#### [TO DO]
Rewrite all of the material below as a numbered list, skipping any blank lines.

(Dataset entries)
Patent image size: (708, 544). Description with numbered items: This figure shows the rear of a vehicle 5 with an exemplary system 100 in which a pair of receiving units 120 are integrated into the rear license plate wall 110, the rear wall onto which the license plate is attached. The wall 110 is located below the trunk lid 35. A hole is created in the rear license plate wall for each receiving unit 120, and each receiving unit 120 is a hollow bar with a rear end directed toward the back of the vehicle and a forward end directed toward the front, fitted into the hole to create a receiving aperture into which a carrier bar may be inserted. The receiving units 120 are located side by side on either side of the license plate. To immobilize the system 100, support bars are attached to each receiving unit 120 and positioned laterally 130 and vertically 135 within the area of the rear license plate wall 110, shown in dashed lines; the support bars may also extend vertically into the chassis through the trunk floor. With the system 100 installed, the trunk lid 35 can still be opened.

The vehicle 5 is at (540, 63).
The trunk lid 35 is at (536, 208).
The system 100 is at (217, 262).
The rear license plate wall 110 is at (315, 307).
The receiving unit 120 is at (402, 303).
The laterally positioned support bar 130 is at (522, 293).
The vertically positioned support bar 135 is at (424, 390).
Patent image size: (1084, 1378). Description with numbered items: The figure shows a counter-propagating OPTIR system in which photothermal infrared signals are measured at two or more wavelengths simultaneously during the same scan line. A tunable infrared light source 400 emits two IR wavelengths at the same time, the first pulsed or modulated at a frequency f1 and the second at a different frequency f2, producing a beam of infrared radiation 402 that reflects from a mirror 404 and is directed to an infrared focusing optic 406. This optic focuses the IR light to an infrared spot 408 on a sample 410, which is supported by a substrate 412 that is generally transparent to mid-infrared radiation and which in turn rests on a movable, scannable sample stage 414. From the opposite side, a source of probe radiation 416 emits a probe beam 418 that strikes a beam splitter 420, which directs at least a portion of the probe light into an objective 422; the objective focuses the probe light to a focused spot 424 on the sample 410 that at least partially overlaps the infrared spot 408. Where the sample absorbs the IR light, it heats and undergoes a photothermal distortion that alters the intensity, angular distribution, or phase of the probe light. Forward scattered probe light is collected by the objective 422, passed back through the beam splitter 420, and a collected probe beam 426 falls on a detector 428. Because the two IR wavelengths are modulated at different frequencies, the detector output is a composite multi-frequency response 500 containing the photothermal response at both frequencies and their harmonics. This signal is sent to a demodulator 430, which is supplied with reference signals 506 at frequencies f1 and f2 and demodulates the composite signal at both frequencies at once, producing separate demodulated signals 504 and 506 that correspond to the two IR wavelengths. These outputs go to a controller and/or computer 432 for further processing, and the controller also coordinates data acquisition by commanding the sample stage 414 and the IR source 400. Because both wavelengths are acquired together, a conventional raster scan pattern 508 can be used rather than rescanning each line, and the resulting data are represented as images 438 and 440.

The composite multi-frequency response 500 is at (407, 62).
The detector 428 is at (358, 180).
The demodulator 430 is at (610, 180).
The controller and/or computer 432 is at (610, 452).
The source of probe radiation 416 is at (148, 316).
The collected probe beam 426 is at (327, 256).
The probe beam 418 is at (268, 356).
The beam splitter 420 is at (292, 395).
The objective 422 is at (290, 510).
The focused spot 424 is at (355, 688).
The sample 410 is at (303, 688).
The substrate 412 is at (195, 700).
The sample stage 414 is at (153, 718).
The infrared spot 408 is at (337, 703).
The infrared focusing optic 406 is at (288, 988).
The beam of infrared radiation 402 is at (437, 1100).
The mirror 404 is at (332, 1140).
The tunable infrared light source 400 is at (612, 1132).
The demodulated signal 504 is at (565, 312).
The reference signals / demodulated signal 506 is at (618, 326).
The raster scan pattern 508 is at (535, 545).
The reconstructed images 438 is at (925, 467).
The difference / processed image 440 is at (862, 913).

#### [EXERCISE SOLUTION]
1. Patent image size: (708, 544). Description with numbered items: This figure shows the rear of a vehicle 5 with an exemplary system 100 in which a pair of receiving units 120 are integrated into the rear license plate wall 110, the rear wall onto which the license plate is attached. The wall 110 is located below the trunk lid 35. A hole is created in the rear license plate wall for each receiving unit 120, and each receiving unit 120 is a hollow bar with a rear end directed toward the back of the vehicle and a forward end directed toward the front, fitted into the hole to create a receiving aperture into which a carrier bar may be inserted. The receiving units 120 are located side by side on either side of the license plate. To immobilize the system 100, support bars are attached to each receiving unit 120 and positioned laterally 130 and vertically 135 within the area of the rear license plate wall 110, shown in dashed lines; the support bars may also extend vertically into the chassis through the trunk floor. With the system 100 installed, the trunk lid 35 can still be opened.
2. The vehicle 5 is at (540, 63).
3. The trunk lid 35 is at (536, 208).
4. The system 100 is at (217, 262).
5. The rear license plate wall 110 is at (315, 307).
6. The receiving unit 120 is at (402, 303).
7. The laterally positioned support bar 130 is at (522, 293).
8. The vertically positioned support bar 135 is at (424, 390).
9. Patent image size: (1084, 1378). Description with numbered items: The figure shows a counter-propagating OPTIR system in which photothermal infrared signals are measured at two or more wavelengths simultaneously during the same scan line. A tunable infrared light source 400 emits two IR wavelengths at the same time, the first pulsed or modulated at a frequency f1 and the second at a different frequency f2, producing a beam of infrared radiation 402 that reflects from a mirror 404 and is directed to an infrared focusing optic 406. This optic focuses the IR light to an infrared spot 408 on a sample 410, which is supported by a substrate 412 that is generally transparent to mid-infrared radiation and which in turn rests on a movable, scannable sample stage 414. From the opposite side, a source of probe radiation 416 emits a probe beam 418 that strikes a beam splitter 420, which directs at least a portion of the probe light into an objective 422; the objective focuses the probe light to a focused spot 424 on the sample 410 that at least partially overlaps the infrared spot 408. Where the sample absorbs the IR light, it heats and undergoes a photothermal distortion that alters the intensity, angular distribution, or phase of the probe light. Forward scattered probe light is collected by the objective 422, passed back through the beam splitter 420, and a collected probe beam 426 falls on a detector 428. Because the two IR wavelengths are modulated at different frequencies, the detector output is a composite multi-frequency response 500 containing the photothermal response at both frequencies and their harmonics. This signal is sent to a demodulator 430, which is supplied with reference signals 506 at frequencies f1 and f2 and demodulates the composite signal at both frequencies at once, producing separate demodulated signals 504 and 506 that correspond to the two IR wavelengths. These outputs go to a controller and/or computer 432 for further processing, and the controller also coordinates data acquisition by commanding the sample stage 414 and the IR source 400. Because both wavelengths are acquired together, a conventional raster scan pattern 508 can be used rather than rescanning each line, and the resulting data are represented as images 438 and 440.
10. The composite multi-frequency response 500 is at (407, 62).
11. The detector 428 is at (358, 180).
12. The demodulator 430 is at (610, 180).
13. The controller and/or computer 432 is at (610, 452).
14. The source of probe radiation 416 is at (148, 316).
15. The collected probe beam 426 is at (327, 256).
16. The probe beam 418 is at (268, 356).
17. The beam splitter 420 is at (292, 395).
18. The objective 422 is at (290, 510).
19. The focused spot 424 is at (355, 688).
20. The sample 410 is at (303, 688).
21. The substrate 412 is at (195, 700).
22. The sample stage 414 is at (153, 718).
23. The infrared spot 408 is at (337, 703).
24. The infrared focusing optic 406 is at (288, 988).
25. The beam of infrared radiation 402 is at (437, 1100).
26. The mirror 404 is at (332, 1140).
27. The tunable infrared light source 400 is at (612, 1132).
28. The demodulated signal 504 is at (565, 312).
29. The reference signals / demodulated signal 506 is at (618, 326).
30. The raster scan pattern 508 is at (535, 545).
31. The reconstructed images 438 is at (925, 467).
32. The difference / processed image 440 is at (862, 913).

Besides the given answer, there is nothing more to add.